- **Do this**
Wherever "Path" appears in a line, copy that line.

# Provided information start

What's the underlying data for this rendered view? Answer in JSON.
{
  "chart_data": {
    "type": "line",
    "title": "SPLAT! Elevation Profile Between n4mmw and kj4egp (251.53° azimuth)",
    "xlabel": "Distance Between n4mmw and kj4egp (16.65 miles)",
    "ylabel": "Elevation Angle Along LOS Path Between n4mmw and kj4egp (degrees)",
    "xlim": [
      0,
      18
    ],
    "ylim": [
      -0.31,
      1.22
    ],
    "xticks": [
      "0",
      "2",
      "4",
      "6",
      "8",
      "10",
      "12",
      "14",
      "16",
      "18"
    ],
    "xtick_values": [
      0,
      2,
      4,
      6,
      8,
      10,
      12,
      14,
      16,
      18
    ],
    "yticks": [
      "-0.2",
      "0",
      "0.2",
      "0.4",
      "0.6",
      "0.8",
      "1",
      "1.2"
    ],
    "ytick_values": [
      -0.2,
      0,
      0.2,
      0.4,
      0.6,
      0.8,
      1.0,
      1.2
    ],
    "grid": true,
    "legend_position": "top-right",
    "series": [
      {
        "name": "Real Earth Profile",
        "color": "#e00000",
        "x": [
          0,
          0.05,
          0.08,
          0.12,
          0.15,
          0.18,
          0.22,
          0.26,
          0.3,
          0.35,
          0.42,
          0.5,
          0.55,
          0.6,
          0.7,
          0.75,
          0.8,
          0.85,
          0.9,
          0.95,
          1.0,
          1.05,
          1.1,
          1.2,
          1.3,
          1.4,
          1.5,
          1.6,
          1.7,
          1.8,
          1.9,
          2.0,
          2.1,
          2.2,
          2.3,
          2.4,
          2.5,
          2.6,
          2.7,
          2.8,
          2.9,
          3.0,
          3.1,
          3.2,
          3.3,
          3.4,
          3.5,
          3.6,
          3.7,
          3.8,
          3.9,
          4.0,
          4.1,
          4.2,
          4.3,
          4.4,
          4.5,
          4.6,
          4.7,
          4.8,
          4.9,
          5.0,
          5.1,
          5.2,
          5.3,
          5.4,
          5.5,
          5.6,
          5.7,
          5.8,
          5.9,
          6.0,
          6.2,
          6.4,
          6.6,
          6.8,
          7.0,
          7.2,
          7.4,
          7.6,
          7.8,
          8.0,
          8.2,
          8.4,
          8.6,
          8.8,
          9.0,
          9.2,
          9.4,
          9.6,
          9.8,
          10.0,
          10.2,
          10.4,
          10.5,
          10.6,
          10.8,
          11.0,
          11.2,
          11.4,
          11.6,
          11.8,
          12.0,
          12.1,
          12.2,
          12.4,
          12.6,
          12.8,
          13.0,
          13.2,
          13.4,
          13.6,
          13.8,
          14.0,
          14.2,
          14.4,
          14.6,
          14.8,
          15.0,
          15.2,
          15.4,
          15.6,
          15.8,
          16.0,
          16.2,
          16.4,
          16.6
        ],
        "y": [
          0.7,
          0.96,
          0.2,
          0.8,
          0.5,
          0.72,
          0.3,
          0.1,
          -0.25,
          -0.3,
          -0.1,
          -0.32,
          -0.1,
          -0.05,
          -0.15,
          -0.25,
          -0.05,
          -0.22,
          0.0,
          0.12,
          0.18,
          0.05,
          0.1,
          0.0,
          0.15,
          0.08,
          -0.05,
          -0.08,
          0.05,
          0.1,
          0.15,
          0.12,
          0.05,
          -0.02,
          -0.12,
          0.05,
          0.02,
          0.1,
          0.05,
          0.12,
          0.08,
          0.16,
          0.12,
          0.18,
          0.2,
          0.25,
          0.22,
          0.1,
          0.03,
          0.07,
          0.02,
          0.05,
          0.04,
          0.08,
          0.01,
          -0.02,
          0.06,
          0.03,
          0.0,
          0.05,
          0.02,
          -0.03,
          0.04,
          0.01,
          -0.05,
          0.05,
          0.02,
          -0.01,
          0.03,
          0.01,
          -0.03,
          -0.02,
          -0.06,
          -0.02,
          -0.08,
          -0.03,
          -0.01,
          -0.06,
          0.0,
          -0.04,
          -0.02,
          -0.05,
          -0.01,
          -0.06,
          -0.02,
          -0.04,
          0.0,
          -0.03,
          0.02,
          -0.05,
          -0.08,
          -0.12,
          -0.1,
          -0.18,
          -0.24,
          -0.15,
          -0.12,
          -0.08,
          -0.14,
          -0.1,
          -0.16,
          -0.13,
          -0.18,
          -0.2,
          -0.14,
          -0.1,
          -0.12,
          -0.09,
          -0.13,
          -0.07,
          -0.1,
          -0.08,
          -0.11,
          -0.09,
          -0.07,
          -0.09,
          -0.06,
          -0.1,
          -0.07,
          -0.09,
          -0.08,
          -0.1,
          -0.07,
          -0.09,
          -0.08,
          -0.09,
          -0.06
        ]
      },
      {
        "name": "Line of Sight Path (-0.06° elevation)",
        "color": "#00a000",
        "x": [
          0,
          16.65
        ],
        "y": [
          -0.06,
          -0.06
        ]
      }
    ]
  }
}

# Provided information end

- **Result**
    "ylabel": "Elevation Angle Along LOS Path Between n4mmw and kj4egp (degrees)",
        "name": "Line of Sight Path (-0.06° elevation)",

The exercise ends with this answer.